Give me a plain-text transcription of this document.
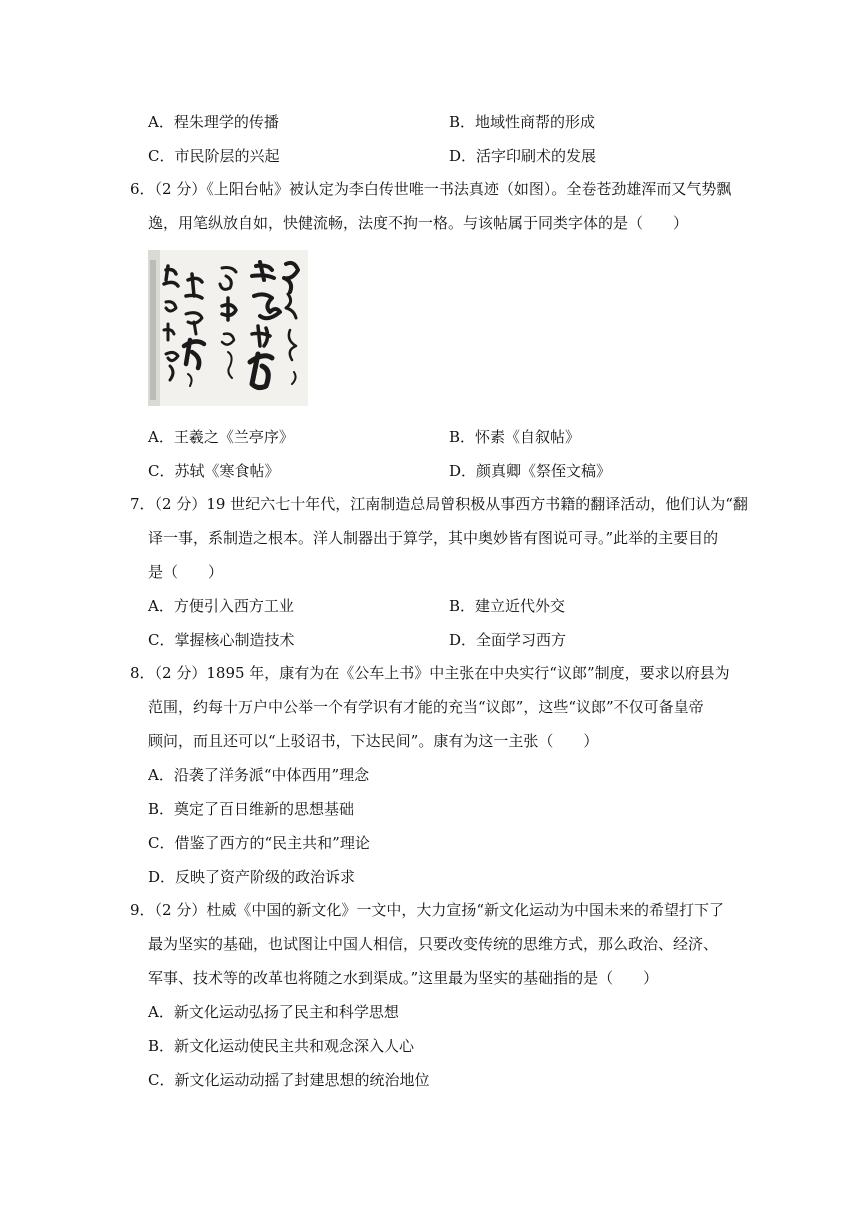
A．程朱理学的传播	B．地域性商帮的形成
C．市民阶层的兴起	D．活字印刷术的发展
6．（2 分）《上阳台帖》被认定为李白传世唯一书法真迹（如图）。全卷苍劲雄浑而又气势飘
逸，用笔纵放自如，快健流畅，法度不拘一格。与该帖属于同类字体的是（　　）
A．王羲之《兰亭序》	B．怀素《自叙帖》
C．苏轼《寒食帖》	D．颜真卿《祭侄文稿》
7．（2 分）19 世纪六七十年代，江南制造总局曾积极从事西方书籍的翻译活动，他们认为“翻
译一事，系制造之根本。洋人制器出于算学，其中奥妙皆有图说可寻。”此举的主要目的
是（　　）
A．方便引入西方工业	B．建立近代外交
C．掌握核心制造技术	D．全面学习西方
8．（2 分）1895 年，康有为在《公车上书》中主张在中央实行“议郎”制度，要求以府县为
范围，约每十万户中公举一个有学识有才能的充当“议郎”，这些“议郎”不仅可备皇帝
顾问，而且还可以“上驳诏书，下达民间”。康有为这一主张（　　）
A．沿袭了洋务派“中体西用”理念
B．奠定了百日维新的思想基础
C．借鉴了西方的“民主共和”理论
D．反映了资产阶级的政治诉求
9．（2 分）杜威《中国的新文化》一文中，大力宣扬“新文化运动为中国未来的希望打下了
最为坚实的基础，也试图让中国人相信，只要改变传统的思维方式，那么政治、经济、
军事、技术等的改革也将随之水到渠成。”这里最为坚实的基础指的是（　　）
A．新文化运动弘扬了民主和科学思想
B．新文化运动使民主共和观念深入人心
C．新文化运动动摇了封建思想的统治地位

___

Write out the records above exactly as they stand, leaving out every picture.

Give me a plain-text transcription of this document.
A．程朱理学的传播	B．地域性商帮的形成
C．市民阶层的兴起	D．活字印刷术的发展
6．（2 分）《上阳台帖》被认定为李白传世唯一书法真迹（如图）。全卷苍劲雄浑而又气势飘
逸，用笔纵放自如，快健流畅，法度不拘一格。与该帖属于同类字体的是（　　）
A．王羲之《兰亭序》	B．怀素《自叙帖》
C．苏轼《寒食帖》	D．颜真卿《祭侄文稿》
7．（2 分）19 世纪六七十年代，江南制造总局曾积极从事西方书籍的翻译活动，他们认为“翻
译一事，系制造之根本。洋人制器出于算学，其中奥妙皆有图说可寻。”此举的主要目的
是（　　）
A．方便引入西方工业	B．建立近代外交
C．掌握核心制造技术	D．全面学习西方
8．（2 分）1895 年，康有为在《公车上书》中主张在中央实行“议郎”制度，要求以府县为
范围，约每十万户中公举一个有学识有才能的充当“议郎”，这些“议郎”不仅可备皇帝
顾问，而且还可以“上驳诏书，下达民间”。康有为这一主张（　　）
A．沿袭了洋务派“中体西用”理念
B．奠定了百日维新的思想基础
C．借鉴了西方的“民主共和”理论
D．反映了资产阶级的政治诉求
9．（2 分）杜威《中国的新文化》一文中，大力宣扬“新文化运动为中国未来的希望打下了
最为坚实的基础，也试图让中国人相信，只要改变传统的思维方式，那么政治、经济、
军事、技术等的改革也将随之水到渠成。”这里最为坚实的基础指的是（　　）
A．新文化运动弘扬了民主和科学思想
B．新文化运动使民主共和观念深入人心
C．新文化运动动摇了封建思想的统治地位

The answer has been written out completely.